### [Problem details]
Write out the material again exactly, please, and omit the pictures.
• • • • •
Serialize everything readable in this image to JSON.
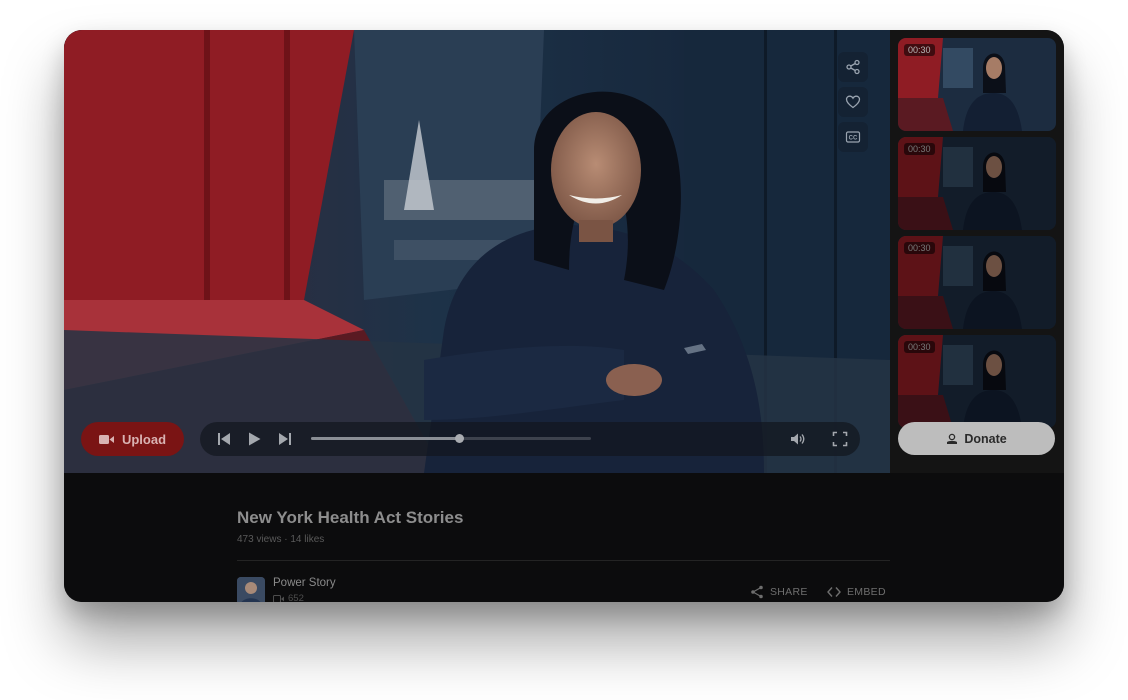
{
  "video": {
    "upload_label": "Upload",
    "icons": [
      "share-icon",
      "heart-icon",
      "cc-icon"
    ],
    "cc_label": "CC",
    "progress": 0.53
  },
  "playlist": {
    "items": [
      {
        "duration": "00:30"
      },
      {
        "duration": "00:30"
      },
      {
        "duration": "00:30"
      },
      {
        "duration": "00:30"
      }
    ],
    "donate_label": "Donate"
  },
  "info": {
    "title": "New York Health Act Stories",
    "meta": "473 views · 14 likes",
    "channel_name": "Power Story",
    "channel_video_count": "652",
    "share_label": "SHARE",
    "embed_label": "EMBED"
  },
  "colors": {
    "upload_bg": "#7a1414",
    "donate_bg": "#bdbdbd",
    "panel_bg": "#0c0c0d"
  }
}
• • • • •
### [Reply to the exercise]
Serialize everything readable in this image to JSON.
{
  "video": {
    "upload_label": "Upload",
    "icons": [
      "share-icon",
      "heart-icon",
      "cc-icon"
    ],
    "cc_label": "CC",
    "progress": 0.53
  },
  "playlist": {
    "items": [
      {
        "duration": "00:30"
      },
      {
        "duration": "00:30"
      },
      {
        "duration": "00:30"
      },
      {
        "duration": "00:30"
      }
    ],
    "donate_label": "Donate"
  },
  "info": {
    "title": "New York Health Act Stories",
    "meta": "473 views · 14 likes",
    "channel_name": "Power Story",
    "channel_video_count": "652",
    "share_label": "SHARE",
    "embed_label": "EMBED"
  },
  "colors": {
    "upload_bg": "#7a1414",
    "donate_bg": "#bdbdbd",
    "panel_bg": "#0c0c0d"
  }
}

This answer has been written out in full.